* DIRECTION:
Go through the listing and copy each line with the string "Hiſtoire".

* RAW DATA:
- - - - - - -

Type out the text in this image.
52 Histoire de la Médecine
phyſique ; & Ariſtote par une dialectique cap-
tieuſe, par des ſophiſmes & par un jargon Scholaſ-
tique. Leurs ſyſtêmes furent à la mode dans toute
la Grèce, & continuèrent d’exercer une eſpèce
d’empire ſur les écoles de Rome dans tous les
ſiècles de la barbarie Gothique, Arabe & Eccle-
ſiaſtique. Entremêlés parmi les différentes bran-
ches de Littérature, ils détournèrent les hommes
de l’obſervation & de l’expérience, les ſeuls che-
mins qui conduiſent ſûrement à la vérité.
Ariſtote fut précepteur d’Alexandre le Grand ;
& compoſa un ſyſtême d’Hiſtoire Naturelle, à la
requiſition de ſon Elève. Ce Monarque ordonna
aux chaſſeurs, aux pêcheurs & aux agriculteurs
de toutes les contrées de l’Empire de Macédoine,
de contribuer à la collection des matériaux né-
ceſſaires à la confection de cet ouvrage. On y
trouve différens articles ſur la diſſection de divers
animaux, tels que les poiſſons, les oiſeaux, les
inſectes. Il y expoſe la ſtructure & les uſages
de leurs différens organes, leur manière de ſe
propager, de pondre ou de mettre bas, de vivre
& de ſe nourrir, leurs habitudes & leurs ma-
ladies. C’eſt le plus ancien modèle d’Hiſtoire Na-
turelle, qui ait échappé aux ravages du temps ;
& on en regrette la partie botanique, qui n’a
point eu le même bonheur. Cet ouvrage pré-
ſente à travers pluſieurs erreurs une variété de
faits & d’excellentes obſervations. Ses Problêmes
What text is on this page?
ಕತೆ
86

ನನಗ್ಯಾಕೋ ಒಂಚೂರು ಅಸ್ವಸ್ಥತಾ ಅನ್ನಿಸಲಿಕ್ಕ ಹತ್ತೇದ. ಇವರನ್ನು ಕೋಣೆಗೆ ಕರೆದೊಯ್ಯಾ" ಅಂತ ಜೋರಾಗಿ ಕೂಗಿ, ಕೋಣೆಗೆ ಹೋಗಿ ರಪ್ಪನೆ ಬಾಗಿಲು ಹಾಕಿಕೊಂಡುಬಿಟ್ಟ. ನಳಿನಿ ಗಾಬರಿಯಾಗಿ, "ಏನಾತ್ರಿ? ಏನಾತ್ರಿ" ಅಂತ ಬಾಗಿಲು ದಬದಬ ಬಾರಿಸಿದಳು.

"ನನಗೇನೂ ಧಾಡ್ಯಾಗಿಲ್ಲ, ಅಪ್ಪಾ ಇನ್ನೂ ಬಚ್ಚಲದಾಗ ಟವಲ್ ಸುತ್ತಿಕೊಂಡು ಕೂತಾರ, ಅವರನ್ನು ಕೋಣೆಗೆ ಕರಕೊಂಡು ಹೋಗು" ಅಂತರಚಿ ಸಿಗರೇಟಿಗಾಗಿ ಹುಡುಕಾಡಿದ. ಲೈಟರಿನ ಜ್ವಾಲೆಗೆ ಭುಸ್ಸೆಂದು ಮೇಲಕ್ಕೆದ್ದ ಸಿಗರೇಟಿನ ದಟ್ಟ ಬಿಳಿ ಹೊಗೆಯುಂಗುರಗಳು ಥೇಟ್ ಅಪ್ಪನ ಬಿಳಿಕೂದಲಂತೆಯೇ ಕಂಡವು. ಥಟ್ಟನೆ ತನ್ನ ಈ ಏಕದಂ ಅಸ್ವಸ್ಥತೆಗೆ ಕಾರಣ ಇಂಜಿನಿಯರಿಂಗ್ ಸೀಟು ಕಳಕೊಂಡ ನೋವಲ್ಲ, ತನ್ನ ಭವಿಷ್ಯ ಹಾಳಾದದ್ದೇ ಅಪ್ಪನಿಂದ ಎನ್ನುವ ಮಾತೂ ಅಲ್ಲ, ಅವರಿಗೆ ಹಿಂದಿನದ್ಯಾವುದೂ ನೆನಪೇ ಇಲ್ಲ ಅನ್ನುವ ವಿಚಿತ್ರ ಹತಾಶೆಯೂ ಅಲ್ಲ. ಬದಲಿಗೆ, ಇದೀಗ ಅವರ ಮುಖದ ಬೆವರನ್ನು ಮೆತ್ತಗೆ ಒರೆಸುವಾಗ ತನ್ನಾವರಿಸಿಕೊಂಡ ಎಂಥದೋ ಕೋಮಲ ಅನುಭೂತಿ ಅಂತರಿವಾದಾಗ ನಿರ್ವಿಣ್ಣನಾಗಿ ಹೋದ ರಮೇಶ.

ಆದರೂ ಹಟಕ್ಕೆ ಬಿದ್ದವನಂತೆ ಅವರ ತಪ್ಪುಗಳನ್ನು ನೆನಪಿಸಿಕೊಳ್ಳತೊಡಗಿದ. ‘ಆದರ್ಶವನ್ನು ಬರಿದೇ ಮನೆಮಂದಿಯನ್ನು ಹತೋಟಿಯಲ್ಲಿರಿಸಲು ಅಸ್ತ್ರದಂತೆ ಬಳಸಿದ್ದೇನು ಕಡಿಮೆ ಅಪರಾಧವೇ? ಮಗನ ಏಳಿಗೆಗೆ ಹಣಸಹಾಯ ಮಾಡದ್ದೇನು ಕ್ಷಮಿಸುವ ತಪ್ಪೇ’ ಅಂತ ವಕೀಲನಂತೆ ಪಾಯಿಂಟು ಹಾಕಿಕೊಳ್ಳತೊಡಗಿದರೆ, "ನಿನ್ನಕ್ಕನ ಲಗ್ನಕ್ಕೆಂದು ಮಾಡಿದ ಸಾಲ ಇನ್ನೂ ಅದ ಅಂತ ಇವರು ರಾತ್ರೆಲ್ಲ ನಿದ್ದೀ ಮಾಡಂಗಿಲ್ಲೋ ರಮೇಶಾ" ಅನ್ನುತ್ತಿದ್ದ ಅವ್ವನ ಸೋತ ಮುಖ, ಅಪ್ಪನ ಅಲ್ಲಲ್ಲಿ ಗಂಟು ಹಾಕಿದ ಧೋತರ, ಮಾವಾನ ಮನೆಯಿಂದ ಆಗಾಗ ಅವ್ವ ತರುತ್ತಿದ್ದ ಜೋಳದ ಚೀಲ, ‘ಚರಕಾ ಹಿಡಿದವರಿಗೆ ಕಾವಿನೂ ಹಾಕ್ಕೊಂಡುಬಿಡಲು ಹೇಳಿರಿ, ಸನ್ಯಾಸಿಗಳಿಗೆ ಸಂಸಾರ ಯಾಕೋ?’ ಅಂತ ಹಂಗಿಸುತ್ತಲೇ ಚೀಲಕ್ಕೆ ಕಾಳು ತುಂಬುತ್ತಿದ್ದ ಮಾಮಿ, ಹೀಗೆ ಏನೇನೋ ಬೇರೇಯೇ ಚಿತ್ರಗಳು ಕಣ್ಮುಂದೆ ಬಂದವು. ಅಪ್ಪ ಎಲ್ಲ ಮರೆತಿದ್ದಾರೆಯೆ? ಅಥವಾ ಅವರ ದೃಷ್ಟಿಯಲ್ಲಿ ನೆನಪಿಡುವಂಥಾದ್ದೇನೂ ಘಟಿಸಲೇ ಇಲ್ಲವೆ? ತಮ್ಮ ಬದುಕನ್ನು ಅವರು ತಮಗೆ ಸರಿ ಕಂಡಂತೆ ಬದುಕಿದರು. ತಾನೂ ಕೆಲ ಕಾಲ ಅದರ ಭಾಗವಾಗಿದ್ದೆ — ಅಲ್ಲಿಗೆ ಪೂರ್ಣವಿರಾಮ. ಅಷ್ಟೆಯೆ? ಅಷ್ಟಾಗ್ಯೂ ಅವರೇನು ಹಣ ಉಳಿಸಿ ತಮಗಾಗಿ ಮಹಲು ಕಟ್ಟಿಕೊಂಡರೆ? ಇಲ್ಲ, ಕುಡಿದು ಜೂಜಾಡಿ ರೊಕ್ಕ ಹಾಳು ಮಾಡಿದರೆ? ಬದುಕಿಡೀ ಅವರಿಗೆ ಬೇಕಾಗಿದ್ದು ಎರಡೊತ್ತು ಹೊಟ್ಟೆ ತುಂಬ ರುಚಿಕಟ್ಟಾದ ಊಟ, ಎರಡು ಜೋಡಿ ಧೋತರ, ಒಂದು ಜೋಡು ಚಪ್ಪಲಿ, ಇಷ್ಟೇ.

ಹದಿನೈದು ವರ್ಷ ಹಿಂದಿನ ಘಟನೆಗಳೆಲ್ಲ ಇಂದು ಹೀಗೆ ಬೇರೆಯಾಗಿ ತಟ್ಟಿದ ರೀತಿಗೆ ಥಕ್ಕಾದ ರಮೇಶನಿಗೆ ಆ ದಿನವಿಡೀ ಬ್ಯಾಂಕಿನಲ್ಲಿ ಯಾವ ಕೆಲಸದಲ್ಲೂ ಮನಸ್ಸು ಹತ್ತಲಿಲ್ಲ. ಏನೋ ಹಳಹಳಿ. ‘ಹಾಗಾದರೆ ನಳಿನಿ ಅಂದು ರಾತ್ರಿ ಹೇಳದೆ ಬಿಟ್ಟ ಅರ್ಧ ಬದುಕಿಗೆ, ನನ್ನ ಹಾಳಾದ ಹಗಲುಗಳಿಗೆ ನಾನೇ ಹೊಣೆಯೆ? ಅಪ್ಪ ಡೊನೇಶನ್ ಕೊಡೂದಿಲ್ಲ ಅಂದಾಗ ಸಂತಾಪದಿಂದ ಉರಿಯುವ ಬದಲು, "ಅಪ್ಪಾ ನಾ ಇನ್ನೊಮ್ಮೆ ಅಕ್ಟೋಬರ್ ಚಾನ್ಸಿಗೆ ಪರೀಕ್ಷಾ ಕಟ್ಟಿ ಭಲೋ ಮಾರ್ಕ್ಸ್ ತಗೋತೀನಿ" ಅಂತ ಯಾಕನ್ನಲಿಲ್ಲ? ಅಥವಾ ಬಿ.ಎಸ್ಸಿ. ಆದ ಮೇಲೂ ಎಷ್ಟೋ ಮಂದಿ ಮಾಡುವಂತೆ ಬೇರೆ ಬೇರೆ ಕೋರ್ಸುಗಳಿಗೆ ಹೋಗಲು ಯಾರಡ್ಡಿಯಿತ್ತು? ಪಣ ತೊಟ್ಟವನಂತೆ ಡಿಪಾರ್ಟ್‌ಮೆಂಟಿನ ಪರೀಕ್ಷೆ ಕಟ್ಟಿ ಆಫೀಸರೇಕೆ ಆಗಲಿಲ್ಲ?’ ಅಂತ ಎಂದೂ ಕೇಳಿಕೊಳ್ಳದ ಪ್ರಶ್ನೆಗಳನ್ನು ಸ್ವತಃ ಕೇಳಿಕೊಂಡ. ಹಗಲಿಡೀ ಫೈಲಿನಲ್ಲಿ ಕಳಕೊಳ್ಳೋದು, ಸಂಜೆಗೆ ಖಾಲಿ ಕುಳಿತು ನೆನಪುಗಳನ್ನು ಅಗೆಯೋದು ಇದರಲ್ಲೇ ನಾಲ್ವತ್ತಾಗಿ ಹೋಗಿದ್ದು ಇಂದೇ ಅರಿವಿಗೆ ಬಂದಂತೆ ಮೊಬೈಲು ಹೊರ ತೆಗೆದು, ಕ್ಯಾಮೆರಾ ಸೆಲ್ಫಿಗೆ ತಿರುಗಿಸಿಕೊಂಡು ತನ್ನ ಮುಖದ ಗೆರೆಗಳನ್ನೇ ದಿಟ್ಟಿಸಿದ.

- - - - - - -

* TASK RESULT:
& compoſa un ſyſtême d’Hiſtoire Naturelle, à la
ladies. C’eſt le plus ancien modèle d’Hiſtoire Na-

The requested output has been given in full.